> **RECORDS TO PROCESS**:
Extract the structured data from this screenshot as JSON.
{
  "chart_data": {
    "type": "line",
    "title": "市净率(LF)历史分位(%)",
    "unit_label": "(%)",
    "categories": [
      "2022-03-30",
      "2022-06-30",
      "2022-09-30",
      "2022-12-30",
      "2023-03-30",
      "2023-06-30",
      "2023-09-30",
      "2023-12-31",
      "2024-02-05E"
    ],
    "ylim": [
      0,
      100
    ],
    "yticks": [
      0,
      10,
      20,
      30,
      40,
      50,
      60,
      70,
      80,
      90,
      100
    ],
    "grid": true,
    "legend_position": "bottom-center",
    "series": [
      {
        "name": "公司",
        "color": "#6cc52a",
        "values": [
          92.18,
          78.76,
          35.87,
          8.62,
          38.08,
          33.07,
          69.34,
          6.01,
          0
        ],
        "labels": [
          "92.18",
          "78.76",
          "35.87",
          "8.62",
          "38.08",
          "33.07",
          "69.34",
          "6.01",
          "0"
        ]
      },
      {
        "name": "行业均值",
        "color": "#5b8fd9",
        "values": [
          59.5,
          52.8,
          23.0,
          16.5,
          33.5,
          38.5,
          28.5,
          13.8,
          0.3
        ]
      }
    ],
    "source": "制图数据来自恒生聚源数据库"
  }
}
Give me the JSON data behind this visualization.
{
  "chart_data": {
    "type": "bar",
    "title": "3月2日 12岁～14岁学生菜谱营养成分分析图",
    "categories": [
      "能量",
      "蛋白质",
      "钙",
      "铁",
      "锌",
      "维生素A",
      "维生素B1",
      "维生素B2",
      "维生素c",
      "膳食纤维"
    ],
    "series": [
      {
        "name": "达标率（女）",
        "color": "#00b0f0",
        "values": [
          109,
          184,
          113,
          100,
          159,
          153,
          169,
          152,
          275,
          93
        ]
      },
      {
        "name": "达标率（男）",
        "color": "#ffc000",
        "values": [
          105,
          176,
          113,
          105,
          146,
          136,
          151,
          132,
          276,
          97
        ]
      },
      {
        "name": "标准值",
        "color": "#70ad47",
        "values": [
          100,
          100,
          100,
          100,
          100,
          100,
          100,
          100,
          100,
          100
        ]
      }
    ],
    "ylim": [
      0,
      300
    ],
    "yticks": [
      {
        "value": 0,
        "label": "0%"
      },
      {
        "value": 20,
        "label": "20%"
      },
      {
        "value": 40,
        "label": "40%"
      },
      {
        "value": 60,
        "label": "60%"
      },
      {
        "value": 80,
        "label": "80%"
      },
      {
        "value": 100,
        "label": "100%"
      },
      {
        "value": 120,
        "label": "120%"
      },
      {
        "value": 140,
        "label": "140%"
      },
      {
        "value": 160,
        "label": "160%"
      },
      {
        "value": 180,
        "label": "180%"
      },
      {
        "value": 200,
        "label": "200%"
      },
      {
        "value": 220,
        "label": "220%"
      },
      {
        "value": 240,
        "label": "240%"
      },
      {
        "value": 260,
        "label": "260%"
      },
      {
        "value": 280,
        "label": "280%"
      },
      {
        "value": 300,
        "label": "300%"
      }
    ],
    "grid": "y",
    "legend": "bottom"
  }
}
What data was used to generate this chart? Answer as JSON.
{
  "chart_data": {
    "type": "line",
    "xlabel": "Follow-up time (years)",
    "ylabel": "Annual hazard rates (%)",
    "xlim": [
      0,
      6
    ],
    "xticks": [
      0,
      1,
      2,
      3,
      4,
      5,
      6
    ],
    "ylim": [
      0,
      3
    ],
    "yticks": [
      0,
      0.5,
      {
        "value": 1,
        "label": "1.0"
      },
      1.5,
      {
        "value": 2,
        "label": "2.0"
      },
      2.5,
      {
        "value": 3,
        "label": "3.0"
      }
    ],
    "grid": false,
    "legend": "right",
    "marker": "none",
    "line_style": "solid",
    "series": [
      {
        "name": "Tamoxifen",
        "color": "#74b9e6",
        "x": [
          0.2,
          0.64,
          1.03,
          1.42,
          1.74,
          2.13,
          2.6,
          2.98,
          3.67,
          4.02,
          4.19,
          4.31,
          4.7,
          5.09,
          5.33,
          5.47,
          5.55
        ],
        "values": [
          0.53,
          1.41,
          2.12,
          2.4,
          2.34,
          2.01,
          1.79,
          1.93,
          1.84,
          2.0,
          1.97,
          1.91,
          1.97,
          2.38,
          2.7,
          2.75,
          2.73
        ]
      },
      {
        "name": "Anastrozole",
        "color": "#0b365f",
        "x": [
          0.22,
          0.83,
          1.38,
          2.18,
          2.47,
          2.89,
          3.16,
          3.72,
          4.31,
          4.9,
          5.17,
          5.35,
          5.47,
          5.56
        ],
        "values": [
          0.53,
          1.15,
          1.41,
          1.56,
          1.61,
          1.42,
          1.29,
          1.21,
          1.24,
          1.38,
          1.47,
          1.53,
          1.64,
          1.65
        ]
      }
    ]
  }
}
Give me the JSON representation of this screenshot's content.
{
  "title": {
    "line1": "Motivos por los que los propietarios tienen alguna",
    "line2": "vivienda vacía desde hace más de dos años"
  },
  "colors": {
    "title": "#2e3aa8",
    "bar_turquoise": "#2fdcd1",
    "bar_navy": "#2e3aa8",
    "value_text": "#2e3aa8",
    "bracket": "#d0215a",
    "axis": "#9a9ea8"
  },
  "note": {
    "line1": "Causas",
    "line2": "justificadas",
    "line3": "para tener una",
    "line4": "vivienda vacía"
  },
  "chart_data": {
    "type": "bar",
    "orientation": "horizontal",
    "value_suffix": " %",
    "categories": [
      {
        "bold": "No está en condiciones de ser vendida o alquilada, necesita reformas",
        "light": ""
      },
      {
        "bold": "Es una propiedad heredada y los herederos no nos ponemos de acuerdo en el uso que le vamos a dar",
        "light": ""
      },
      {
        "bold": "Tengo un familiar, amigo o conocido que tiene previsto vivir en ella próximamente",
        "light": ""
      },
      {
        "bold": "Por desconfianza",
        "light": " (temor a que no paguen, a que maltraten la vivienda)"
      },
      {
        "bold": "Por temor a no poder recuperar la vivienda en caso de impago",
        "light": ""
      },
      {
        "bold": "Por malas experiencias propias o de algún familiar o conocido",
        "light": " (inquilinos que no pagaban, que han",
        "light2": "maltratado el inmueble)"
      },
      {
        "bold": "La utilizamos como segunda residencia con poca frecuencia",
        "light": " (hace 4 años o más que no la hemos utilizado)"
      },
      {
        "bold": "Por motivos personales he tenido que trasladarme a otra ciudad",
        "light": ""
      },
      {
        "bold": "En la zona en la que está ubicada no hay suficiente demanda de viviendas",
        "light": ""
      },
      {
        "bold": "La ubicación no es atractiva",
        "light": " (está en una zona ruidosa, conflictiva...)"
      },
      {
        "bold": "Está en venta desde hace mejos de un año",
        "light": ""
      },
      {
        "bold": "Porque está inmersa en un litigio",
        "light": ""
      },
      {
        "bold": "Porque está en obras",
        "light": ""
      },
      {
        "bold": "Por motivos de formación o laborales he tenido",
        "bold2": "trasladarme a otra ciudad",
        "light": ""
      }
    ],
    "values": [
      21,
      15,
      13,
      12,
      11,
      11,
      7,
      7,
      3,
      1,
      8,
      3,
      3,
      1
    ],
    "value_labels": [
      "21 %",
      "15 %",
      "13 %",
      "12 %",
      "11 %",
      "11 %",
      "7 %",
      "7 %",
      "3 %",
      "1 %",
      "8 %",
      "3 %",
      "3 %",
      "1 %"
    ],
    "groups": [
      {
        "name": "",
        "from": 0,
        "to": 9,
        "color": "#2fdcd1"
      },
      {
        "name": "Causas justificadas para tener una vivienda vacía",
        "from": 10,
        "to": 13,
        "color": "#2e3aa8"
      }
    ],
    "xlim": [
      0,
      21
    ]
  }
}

> **SET TASK**: Look over the listing. Pull out every line with the string "from" in it.

> **OUTPUT FOR THIS TASK**:
Extract the structured data from this screenshot as JSON.
        "from": 0,
        "from": 10,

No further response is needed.